begin
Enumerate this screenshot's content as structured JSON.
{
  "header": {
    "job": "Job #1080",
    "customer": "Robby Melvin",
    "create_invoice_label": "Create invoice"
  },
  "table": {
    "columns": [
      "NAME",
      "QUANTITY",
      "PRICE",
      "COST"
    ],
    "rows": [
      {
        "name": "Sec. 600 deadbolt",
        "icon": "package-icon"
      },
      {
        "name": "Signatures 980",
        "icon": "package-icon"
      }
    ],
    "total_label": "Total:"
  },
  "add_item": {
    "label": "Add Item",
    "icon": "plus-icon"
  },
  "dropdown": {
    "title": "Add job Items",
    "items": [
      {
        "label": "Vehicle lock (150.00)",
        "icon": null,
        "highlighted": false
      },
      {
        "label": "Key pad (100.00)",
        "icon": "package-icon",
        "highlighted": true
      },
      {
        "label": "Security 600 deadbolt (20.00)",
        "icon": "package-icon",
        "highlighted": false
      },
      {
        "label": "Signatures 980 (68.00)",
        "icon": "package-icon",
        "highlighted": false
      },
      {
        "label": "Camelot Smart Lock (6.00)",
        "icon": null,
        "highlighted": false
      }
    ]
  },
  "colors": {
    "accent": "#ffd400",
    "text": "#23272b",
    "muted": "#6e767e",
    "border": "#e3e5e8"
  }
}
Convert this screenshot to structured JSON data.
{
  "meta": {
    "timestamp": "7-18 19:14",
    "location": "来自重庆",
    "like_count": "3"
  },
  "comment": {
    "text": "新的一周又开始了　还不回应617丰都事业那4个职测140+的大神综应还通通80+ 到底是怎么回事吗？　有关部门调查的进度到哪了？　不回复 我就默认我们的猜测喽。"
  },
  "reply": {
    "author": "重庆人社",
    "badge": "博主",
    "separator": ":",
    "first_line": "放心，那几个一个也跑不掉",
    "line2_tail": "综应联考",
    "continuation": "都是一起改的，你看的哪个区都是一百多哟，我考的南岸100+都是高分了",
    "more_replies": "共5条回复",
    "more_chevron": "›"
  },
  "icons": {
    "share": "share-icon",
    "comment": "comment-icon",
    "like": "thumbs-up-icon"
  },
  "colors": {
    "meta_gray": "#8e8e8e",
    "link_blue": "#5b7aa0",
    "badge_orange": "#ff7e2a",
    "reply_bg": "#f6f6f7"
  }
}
end
Task instructions: Exactly as shown, repeat every record.

Correct result:
Enumerate this screenshot's content as structured JSON.
{
  "header": {
    "job": "Job #1080",
    "customer": "Robby Melvin",
    "create_invoice_label": "Create invoice"
  },
  "table": {
    "columns": [
      "NAME",
      "QUANTITY",
      "PRICE",
      "COST"
    ],
    "rows": [
      {
        "name": "Sec. 600 deadbolt",
        "icon": "package-icon"
      },
      {
        "name": "Signatures 980",
        "icon": "package-icon"
      }
    ],
    "total_label": "Total:"
  },
  "add_item": {
    "label": "Add Item",
    "icon": "plus-icon"
  },
  "dropdown": {
    "title": "Add job Items",
    "items": [
      {
        "label": "Vehicle lock (150.00)",
        "icon": null,
        "highlighted": false
      },
      {
        "label": "Key pad (100.00)",
        "icon": "package-icon",
        "highlighted": true
      },
      {
        "label": "Security 600 deadbolt (20.00)",
        "icon": "package-icon",
        "highlighted": false
      },
      {
        "label": "Signatures 980 (68.00)",
        "icon": "package-icon",
        "highlighted": false
      },
      {
        "label": "Camelot Smart Lock (6.00)",
        "icon": null,
        "highlighted": false
      }
    ]
  },
  "colors": {
    "accent": "#ffd400",
    "text": "#23272b",
    "muted": "#6e767e",
    "border": "#e3e5e8"
  }
}
Convert this screenshot to structured JSON data.
{
  "meta": {
    "timestamp": "7-18 19:14",
    "location": "来自重庆",
    "like_count": "3"
  },
  "comment": {
    "text": "新的一周又开始了　还不回应617丰都事业那4个职测140+的大神综应还通通80+ 到底是怎么回事吗？　有关部门调查的进度到哪了？　不回复 我就默认我们的猜测喽。"
  },
  "reply": {
    "author": "重庆人社",
    "badge": "博主",
    "separator": ":",
    "first_line": "放心，那几个一个也跑不掉",
    "line2_tail": "综应联考",
    "continuation": "都是一起改的，你看的哪个区都是一百多哟，我考的南岸100+都是高分了",
    "more_replies": "共5条回复",
    "more_chevron": "›"
  },
  "icons": {
    "share": "share-icon",
    "comment": "comment-icon",
    "like": "thumbs-up-icon"
  },
  "colors": {
    "meta_gray": "#8e8e8e",
    "link_blue": "#5b7aa0",
    "badge_orange": "#ff7e2a",
    "reply_bg": "#f6f6f7"
  }
}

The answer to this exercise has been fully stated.